= WHAT THE EXERCISE ASKS =
Pull every "label" line out of the data below.

(Entries with figure data)
----------
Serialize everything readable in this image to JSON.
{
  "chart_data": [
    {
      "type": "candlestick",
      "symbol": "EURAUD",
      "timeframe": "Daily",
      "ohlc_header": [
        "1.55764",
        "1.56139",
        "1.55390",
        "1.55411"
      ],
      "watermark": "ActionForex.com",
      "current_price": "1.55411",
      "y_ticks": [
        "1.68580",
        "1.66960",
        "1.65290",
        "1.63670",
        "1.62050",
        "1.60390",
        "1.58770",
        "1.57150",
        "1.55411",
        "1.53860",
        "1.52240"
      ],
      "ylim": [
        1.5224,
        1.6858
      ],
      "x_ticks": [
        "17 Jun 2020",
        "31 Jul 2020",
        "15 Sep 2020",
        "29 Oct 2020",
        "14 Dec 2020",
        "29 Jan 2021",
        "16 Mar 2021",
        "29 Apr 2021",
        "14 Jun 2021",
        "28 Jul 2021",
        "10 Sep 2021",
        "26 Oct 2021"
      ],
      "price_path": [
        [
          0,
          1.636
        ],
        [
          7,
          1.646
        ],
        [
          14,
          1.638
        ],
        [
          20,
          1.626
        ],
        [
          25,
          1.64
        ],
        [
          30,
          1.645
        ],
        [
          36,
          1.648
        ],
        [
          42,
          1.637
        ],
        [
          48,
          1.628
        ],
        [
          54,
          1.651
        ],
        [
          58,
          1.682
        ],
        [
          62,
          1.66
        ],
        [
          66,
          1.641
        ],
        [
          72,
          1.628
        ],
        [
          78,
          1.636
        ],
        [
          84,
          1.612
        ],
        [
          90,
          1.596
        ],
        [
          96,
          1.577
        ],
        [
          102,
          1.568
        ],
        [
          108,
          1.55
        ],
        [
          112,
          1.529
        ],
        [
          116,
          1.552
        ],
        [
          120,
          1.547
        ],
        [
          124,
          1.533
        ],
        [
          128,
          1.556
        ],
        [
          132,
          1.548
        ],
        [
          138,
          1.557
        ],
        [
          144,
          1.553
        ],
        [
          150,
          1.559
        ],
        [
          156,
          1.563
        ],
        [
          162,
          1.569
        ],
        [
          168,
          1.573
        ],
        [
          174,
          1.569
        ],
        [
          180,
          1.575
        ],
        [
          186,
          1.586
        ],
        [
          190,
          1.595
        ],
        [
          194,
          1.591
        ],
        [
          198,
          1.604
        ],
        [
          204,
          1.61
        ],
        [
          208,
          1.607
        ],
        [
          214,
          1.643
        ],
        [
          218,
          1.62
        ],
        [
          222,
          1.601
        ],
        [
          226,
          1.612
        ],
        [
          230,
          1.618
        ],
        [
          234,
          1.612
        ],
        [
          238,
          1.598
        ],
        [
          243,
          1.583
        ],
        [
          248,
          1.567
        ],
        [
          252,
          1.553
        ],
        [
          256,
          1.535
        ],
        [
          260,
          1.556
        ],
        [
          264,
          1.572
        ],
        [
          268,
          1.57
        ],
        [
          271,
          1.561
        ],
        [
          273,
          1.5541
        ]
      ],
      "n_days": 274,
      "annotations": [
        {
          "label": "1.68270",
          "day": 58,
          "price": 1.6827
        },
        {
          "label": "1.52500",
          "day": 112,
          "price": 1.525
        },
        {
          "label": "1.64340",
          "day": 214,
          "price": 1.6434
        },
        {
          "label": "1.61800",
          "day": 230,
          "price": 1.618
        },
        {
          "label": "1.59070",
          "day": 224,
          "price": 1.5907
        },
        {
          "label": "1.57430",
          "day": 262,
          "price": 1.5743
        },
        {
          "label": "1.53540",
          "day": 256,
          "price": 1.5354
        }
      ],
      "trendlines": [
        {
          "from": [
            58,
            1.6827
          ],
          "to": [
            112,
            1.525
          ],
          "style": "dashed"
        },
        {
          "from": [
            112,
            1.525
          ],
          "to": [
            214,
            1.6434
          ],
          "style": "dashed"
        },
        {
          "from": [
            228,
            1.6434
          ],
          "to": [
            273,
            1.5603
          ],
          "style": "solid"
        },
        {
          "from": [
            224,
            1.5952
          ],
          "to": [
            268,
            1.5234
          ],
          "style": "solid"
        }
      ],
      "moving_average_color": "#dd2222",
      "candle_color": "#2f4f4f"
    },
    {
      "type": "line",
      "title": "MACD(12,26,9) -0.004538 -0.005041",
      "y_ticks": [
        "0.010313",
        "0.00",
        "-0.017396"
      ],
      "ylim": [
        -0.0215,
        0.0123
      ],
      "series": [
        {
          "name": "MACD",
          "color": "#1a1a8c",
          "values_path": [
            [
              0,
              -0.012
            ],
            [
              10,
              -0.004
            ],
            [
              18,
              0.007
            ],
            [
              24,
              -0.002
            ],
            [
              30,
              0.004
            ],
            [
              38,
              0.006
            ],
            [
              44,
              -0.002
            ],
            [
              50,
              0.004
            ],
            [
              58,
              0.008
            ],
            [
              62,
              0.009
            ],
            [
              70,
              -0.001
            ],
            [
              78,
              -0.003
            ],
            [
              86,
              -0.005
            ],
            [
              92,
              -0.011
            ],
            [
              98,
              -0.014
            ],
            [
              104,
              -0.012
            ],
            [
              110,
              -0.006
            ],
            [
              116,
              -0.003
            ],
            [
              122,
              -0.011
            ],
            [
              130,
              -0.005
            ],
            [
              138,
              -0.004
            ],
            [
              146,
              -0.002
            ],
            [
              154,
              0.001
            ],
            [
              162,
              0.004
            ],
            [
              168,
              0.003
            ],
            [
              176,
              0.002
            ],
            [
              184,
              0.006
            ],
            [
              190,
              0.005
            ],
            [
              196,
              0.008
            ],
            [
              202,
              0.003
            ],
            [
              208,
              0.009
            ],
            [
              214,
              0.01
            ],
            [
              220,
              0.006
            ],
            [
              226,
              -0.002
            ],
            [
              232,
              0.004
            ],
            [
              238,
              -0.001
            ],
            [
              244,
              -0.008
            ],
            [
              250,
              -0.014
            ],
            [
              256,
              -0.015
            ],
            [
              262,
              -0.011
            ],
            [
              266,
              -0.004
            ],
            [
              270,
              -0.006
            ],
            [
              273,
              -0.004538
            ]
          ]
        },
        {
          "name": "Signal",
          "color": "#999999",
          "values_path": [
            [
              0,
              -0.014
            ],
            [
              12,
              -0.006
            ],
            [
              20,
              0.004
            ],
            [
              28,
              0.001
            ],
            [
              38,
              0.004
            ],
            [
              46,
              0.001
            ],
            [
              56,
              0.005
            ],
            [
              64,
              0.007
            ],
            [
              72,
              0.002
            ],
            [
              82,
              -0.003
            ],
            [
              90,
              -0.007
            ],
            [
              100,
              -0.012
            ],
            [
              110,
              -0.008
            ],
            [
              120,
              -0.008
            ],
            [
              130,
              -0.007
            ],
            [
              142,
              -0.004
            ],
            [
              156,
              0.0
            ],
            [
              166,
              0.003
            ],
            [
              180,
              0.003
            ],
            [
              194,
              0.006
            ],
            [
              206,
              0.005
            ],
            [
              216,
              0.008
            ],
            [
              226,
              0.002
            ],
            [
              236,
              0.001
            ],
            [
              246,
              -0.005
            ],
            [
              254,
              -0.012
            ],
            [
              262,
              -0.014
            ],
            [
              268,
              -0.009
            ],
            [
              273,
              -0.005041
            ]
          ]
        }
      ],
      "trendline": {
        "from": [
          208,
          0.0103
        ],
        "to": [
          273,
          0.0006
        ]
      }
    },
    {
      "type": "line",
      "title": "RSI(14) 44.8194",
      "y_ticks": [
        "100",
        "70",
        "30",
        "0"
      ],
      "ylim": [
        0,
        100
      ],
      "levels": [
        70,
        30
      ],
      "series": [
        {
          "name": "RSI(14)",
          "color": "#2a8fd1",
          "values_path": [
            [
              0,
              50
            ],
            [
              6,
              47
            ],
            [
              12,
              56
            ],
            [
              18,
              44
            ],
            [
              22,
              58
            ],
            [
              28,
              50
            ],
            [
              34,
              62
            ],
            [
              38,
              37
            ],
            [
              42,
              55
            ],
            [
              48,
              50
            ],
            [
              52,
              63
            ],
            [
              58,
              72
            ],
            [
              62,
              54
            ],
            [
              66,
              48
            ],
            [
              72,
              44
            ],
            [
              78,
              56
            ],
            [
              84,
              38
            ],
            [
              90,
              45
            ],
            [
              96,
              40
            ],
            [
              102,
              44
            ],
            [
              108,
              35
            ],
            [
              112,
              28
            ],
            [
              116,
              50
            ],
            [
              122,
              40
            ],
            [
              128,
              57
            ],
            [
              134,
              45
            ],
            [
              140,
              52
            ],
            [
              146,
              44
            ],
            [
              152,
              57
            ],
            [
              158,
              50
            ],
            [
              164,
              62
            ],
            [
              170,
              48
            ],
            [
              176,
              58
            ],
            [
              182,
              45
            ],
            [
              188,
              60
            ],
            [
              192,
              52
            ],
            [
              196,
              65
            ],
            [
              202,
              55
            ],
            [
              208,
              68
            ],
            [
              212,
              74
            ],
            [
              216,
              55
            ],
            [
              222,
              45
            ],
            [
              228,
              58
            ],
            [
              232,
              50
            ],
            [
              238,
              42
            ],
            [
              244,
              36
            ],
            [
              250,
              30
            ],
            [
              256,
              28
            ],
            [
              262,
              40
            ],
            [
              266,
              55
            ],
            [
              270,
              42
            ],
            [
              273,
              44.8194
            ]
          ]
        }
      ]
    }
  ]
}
----------
= EXERCISE ANSWER =
          "label": "1.68270",
          "label": "1.52500",
          "label": "1.64340",
          "label": "1.61800",
          "label": "1.59070",
          "label": "1.57430",
          "label": "1.53540",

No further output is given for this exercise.